— Start TASK DATA —
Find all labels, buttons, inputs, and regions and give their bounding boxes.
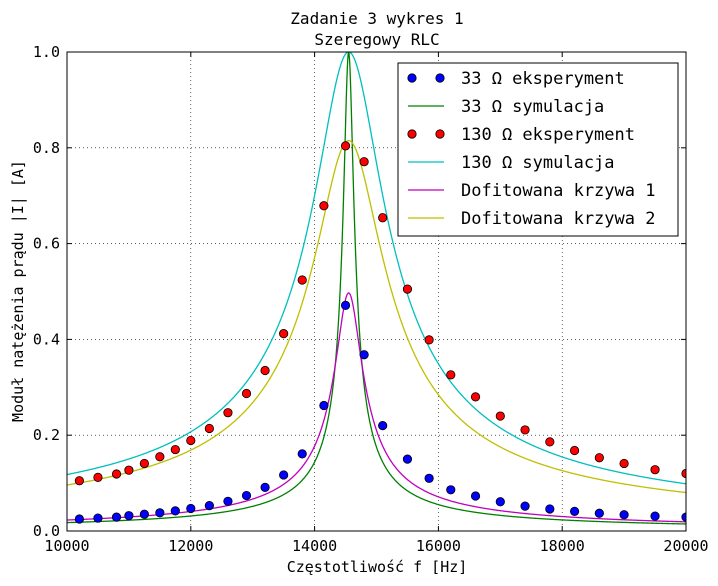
legend: 33 Ω eksperyment 33 Ω symulacja 130 Ω eksp…: [397, 62, 679, 237]
data-point: [319, 400, 329, 411]
data-point: [619, 458, 629, 469]
series-line: [67, 52, 686, 525]
data-point: [446, 370, 456, 380]
data-point: [545, 437, 555, 447]
data-point: [223, 496, 233, 506]
data-point: [93, 513, 103, 523]
y-tick-label: 0.4: [33, 330, 60, 348]
chart-subtitle: Szeregowy RLC: [314, 30, 439, 49]
data-point: [74, 476, 84, 486]
data-point: [260, 365, 270, 376]
data-point: [155, 508, 165, 518]
y-tick-label: 0.8: [33, 139, 60, 157]
data-point: [359, 157, 369, 167]
data-point: [545, 504, 555, 514]
data-point: [569, 506, 580, 516]
legend-label: 130 Ω symulacja: [461, 153, 615, 173]
data-point: [650, 511, 660, 521]
series-line: [67, 139, 686, 494]
data-point: [470, 491, 481, 501]
data-point: [619, 510, 629, 520]
data-point: [170, 506, 180, 516]
x-tick-label: 12000: [168, 537, 213, 555]
data-point: [74, 514, 84, 524]
x-tick-label: 14000: [292, 537, 337, 555]
data-point: [124, 465, 134, 475]
legend-label: Dofitowana krzywa 1: [461, 181, 655, 201]
data-point: [186, 435, 196, 446]
data-point: [402, 454, 413, 464]
x-tick-label: 10000: [44, 537, 89, 555]
data-point: [378, 213, 388, 223]
data-point: [241, 490, 252, 501]
data-point: [650, 465, 660, 475]
data-point: [359, 350, 369, 360]
legend-box: [397, 62, 679, 237]
plot-frame: [66, 51, 687, 532]
x-tick-label: 20000: [663, 537, 708, 555]
data-point: [520, 425, 530, 435]
data-point: [170, 444, 180, 455]
data-point: [279, 470, 289, 480]
data-point: [139, 458, 149, 469]
data-point: [594, 453, 604, 463]
data-point: [297, 275, 307, 285]
plot-area: [67, 52, 686, 525]
data-point: [279, 329, 289, 339]
data-point: [204, 501, 214, 511]
x-tick-label: 16000: [416, 537, 461, 555]
y-tick-label: 0.0: [33, 522, 60, 540]
x-tick-label: 18000: [540, 537, 585, 555]
y-tick-label: 1.0: [33, 43, 60, 61]
y-axis-label: Moduł natężenia prądu |I| [A]: [9, 160, 27, 422]
data-point: [186, 503, 196, 514]
legend-label: 130 Ω eksperyment: [461, 125, 635, 145]
data-point: [297, 449, 307, 459]
data-point: [93, 472, 103, 482]
legend-marker: [435, 129, 445, 139]
data-point: [378, 421, 388, 431]
data-point: [319, 201, 329, 211]
legend-label: 33 Ω symulacja: [461, 97, 604, 117]
data-point: [470, 392, 481, 402]
data-point: [204, 423, 214, 434]
series-line: [67, 292, 686, 523]
data-point: [520, 501, 530, 511]
data-point: [495, 411, 505, 421]
data-point: [446, 485, 456, 495]
x-axis-label: Częstotliwość f [Hz]: [287, 558, 468, 576]
data-point: [495, 497, 505, 507]
data-point: [111, 512, 122, 522]
data-point: [260, 482, 270, 493]
series-line: [67, 52, 686, 485]
chart-title: Zadanie 3 wykres 1: [290, 9, 463, 28]
legend-label: Dofitowana krzywa 2: [461, 209, 655, 229]
data-point: [340, 141, 351, 151]
data-point: [424, 335, 434, 345]
y-tick-label: 0.6: [33, 235, 60, 253]
data-point: [155, 452, 165, 462]
data-point: [241, 388, 252, 399]
legend-marker: [407, 129, 417, 139]
legend-label: 33 Ω eksperyment: [461, 69, 625, 89]
y-tick-label: 0.2: [33, 426, 60, 444]
data-point: [111, 469, 122, 479]
data-point: [124, 511, 134, 521]
data-point: [223, 408, 233, 418]
data-point: [402, 284, 413, 294]
data-point: [340, 300, 351, 310]
data-point: [139, 509, 149, 519]
legend-marker: [407, 73, 417, 83]
data-point: [569, 445, 580, 456]
data-point: [594, 508, 604, 518]
axes: 10000 12000 14000 16000 18000 20000 0.0 0.2 0.4 0…: [33, 43, 709, 555]
data-point: [424, 473, 434, 483]
legend-marker: [435, 73, 445, 83]
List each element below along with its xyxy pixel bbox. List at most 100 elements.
— End TASK DATA —
AIM OF THE EXERCISE: Turn the lines of all the records into a numbered list, skipping any blank lines and leaving the pictures out.

PROBLEM SOLUTION:
1. Find all labels, buttons, inputs, and regions and give their bounding boxes.
2. legend: 33 Ω eksperyment 33 Ω symulacja 130 Ω eksp…: [397, 62, 679, 237]
3. data-point: [319, 400, 329, 411]
4. data-point: [619, 458, 629, 469]
5. series-line: [67, 52, 686, 525]
6. data-point: [446, 370, 456, 380]
7. data-point: [545, 437, 555, 447]
8. data-point: [223, 496, 233, 506]
9. data-point: [93, 513, 103, 523]
10. y-tick-label: 0.4: [33, 330, 60, 348]
11. chart-subtitle: Szeregowy RLC: [314, 30, 439, 49]
12. data-point: [74, 476, 84, 486]
13. data-point: [260, 365, 270, 376]
14. data-point: [155, 508, 165, 518]
15. y-tick-label: 0.8: [33, 139, 60, 157]
16. data-point: [359, 157, 369, 167]
17. data-point: [545, 504, 555, 514]
18. data-point: [569, 506, 580, 516]
19. legend-label: 130 Ω symulacja: [461, 153, 615, 173]
20. data-point: [650, 511, 660, 521]
21. series-line: [67, 139, 686, 494]
22. data-point: [470, 491, 481, 501]
23. data-point: [619, 510, 629, 520]
24. data-point: [170, 506, 180, 516]
25. x-tick-label: 12000: [168, 537, 213, 555]
26. data-point: [74, 514, 84, 524]
27. x-tick-label: 14000: [292, 537, 337, 555]
28. data-point: [124, 465, 134, 475]
29. legend-label: Dofitowana krzywa 1: [461, 181, 655, 201]
30. data-point: [186, 435, 196, 446]
31. data-point: [402, 454, 413, 464]
32. x-tick-label: 10000: [44, 537, 89, 555]
33. data-point: [378, 213, 388, 223]
34. data-point: [241, 490, 252, 501]
35. data-point: [650, 465, 660, 475]
36. data-point: [359, 350, 369, 360]
37. legend-box: [397, 62, 679, 237]
38. plot-frame: [66, 51, 687, 532]
39. x-tick-label: 20000: [663, 537, 708, 555]
40. data-point: [520, 425, 530, 435]
41. data-point: [170, 444, 180, 455]
42. data-point: [279, 470, 289, 480]
43. data-point: [139, 458, 149, 469]
44. data-point: [594, 453, 604, 463]
45. data-point: [297, 275, 307, 285]
46. plot-area: [67, 52, 686, 525]
47. data-point: [279, 329, 289, 339]
48. data-point: [204, 501, 214, 511]
49. x-tick-label: 16000: [416, 537, 461, 555]
50. y-tick-label: 0.0: [33, 522, 60, 540]
51. x-tick-label: 18000: [540, 537, 585, 555]
52. y-tick-label: 1.0: [33, 43, 60, 61]
53. y-axis-label: Moduł natężenia prądu |I| [A]: [9, 160, 27, 422]
54. data-point: [186, 503, 196, 514]
55. legend-label: 130 Ω eksperyment: [461, 125, 635, 145]
56. data-point: [297, 449, 307, 459]
57. data-point: [93, 472, 103, 482]
58. legend-marker: [435, 129, 445, 139]
59. data-point: [378, 421, 388, 431]
60. data-point: [319, 201, 329, 211]
61. legend-label: 33 Ω symulacja: [461, 97, 604, 117]
62. data-point: [470, 392, 481, 402]
63. data-point: [204, 423, 214, 434]
64. series-line: [67, 292, 686, 523]
65. data-point: [520, 501, 530, 511]
66. data-point: [495, 411, 505, 421]
67. data-point: [446, 485, 456, 495]
68. x-axis-label: Częstotliwość f [Hz]: [287, 558, 468, 576]
69. data-point: [495, 497, 505, 507]
70. data-point: [111, 512, 122, 522]
71. data-point: [260, 482, 270, 493]
72. series-line: [67, 52, 686, 485]
73. chart-title: Zadanie 3 wykres 1: [290, 9, 463, 28]
74. legend-label: Dofitowana krzywa 2: [461, 209, 655, 229]
75. data-point: [340, 141, 351, 151]
76. data-point: [424, 335, 434, 345]
77. y-tick-label: 0.6: [33, 235, 60, 253]
78. data-point: [155, 452, 165, 462]
79. data-point: [241, 388, 252, 399]
80. legend-marker: [407, 129, 417, 139]
81. legend-label: 33 Ω eksperyment: [461, 69, 625, 89]
82. y-tick-label: 0.2: [33, 426, 60, 444]
83. data-point: [111, 469, 122, 479]
84. data-point: [124, 511, 134, 521]
85. data-point: [223, 408, 233, 418]
86. data-point: [402, 284, 413, 294]
87. data-point: [340, 300, 351, 310]
88. data-point: [139, 509, 149, 519]
89. legend-marker: [407, 73, 417, 83]
90. data-point: [569, 445, 580, 456]
91. data-point: [594, 508, 604, 518]
92. axes: 10000 12000 14000 16000 18000 20000 0.0 0.2 0.4 0…: [33, 43, 709, 555]
93. data-point: [424, 473, 434, 483]
94. legend-marker: [435, 73, 445, 83]
95. List each element below along with its xyxy pixel bbox. List at most 100 elements.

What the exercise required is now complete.